-- BEGIN PROVIDED INFORMATION --
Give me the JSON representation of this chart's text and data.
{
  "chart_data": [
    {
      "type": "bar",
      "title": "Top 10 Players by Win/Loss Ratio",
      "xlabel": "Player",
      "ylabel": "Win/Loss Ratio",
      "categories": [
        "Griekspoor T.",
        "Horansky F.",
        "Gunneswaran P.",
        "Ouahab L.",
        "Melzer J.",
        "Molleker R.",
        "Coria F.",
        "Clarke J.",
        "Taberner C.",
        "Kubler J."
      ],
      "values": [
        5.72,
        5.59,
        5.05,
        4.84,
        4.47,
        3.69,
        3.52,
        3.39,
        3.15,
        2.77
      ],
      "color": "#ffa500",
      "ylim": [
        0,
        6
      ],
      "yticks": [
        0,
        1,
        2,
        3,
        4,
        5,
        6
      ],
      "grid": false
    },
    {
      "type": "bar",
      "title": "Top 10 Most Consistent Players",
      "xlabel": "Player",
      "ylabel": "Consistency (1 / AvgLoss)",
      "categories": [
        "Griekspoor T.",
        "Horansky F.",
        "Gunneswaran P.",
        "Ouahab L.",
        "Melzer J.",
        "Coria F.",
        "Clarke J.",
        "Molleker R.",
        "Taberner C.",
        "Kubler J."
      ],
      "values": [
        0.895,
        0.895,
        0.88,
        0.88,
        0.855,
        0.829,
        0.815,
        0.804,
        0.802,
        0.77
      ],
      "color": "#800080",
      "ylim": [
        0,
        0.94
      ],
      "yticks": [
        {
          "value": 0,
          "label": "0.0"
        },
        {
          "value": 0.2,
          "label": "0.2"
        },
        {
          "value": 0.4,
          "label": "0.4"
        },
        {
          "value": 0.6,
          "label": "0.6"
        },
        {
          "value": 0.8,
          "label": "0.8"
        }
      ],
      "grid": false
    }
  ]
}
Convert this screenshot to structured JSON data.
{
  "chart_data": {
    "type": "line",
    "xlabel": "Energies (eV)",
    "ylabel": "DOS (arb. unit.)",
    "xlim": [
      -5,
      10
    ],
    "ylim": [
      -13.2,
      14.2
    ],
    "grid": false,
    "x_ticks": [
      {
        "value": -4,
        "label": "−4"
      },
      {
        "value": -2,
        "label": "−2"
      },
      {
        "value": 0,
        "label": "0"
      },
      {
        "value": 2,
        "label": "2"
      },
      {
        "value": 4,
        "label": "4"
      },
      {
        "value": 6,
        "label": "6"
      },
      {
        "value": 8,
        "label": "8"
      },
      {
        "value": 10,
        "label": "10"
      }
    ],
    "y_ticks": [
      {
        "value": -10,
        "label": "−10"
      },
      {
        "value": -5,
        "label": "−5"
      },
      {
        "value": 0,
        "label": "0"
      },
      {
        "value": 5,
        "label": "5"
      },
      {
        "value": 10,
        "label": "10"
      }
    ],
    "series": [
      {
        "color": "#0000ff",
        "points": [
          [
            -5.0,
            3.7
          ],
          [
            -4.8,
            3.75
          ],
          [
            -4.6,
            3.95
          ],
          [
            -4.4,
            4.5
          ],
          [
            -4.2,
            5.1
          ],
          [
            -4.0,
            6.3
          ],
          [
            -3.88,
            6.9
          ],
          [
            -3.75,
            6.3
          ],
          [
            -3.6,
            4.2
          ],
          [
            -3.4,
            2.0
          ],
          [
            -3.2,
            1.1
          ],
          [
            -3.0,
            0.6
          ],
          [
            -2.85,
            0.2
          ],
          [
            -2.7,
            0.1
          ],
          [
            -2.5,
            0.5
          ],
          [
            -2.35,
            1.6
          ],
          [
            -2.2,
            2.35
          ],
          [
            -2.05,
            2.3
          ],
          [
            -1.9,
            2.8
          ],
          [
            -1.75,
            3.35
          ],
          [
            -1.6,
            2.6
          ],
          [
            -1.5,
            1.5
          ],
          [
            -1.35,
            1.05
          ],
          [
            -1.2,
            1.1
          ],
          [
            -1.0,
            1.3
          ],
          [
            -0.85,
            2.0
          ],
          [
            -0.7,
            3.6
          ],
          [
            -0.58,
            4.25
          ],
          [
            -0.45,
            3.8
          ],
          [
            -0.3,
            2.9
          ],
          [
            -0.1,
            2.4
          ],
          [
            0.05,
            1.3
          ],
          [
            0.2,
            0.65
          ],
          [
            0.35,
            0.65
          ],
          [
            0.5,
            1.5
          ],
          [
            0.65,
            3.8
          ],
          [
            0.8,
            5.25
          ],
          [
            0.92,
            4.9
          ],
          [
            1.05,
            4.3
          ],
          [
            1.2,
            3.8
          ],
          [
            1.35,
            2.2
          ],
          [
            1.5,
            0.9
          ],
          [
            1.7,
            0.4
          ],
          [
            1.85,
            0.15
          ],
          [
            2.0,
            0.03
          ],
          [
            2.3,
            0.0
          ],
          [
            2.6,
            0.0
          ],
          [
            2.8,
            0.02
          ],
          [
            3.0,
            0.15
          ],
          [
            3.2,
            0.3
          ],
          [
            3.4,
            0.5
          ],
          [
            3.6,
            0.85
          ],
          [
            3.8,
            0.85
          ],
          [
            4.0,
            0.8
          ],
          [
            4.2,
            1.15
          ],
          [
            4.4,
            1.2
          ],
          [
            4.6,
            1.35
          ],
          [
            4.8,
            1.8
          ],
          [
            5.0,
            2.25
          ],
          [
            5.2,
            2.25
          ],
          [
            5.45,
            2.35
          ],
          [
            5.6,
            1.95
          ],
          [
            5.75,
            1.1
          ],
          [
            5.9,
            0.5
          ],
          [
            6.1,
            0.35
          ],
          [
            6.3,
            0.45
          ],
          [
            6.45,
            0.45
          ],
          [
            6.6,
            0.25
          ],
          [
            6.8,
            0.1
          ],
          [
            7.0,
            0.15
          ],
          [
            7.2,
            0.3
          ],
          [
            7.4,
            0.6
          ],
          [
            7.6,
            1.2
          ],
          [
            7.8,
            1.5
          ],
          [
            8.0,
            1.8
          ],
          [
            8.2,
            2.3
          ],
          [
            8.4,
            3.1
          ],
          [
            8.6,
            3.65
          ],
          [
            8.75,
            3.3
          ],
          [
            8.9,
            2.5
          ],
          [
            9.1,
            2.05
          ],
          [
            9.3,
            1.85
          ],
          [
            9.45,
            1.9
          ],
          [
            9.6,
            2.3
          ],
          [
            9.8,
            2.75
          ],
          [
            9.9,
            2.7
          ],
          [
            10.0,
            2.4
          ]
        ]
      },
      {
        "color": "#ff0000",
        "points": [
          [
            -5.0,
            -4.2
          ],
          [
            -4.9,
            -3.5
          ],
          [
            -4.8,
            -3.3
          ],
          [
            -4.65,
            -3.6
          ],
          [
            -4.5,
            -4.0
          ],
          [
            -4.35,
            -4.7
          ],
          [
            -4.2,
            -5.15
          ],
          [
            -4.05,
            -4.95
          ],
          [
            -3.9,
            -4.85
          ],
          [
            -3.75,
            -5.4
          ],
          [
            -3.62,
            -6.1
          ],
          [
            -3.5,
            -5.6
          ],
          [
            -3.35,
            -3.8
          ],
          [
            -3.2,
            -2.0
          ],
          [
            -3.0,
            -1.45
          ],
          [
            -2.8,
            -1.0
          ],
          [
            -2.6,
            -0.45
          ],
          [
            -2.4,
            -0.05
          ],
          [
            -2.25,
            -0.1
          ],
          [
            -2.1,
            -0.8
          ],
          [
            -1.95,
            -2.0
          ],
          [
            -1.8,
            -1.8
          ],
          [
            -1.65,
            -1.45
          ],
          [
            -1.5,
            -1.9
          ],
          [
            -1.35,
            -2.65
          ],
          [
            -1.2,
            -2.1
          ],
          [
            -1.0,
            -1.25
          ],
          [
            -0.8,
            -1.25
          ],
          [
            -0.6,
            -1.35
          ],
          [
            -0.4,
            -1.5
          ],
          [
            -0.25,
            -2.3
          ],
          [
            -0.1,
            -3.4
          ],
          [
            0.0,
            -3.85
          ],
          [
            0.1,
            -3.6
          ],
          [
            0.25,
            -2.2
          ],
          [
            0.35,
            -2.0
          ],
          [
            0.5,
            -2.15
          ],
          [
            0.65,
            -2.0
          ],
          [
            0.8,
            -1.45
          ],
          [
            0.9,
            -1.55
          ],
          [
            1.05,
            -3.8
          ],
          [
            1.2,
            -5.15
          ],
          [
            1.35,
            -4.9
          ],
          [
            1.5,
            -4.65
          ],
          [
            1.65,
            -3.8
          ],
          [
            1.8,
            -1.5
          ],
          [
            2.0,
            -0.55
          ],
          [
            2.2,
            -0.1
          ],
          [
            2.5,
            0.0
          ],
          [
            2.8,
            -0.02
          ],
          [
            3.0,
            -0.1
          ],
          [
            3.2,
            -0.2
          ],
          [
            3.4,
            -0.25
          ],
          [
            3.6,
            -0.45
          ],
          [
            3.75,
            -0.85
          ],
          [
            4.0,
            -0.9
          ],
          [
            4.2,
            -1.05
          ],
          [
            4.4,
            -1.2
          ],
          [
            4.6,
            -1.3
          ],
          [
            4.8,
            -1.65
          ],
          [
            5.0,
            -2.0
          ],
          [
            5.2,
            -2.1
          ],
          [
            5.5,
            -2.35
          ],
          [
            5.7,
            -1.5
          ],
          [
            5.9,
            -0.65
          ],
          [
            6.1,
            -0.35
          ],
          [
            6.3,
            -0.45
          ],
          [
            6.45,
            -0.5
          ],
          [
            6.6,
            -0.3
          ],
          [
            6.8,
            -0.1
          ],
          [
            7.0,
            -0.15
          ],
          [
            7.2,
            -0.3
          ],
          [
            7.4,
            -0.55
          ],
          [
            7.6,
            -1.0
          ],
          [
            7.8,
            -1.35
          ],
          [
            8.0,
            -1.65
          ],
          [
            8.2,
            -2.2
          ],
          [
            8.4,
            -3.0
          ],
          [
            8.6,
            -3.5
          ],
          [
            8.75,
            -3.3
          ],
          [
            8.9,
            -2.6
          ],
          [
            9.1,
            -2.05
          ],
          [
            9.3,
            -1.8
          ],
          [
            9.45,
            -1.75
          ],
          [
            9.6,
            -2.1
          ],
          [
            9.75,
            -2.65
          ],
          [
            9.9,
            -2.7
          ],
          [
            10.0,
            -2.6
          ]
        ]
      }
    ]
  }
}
-- END PROVIDED INFORMATION --
*STATED EXERCISE*:
Pull out every line holding "Ratio" from the records above, and copy it.

*WRITTEN ANSWER*:
      "title": "Top 10 Players by Win/Loss Ratio",
      "ylabel": "Win/Loss Ratio",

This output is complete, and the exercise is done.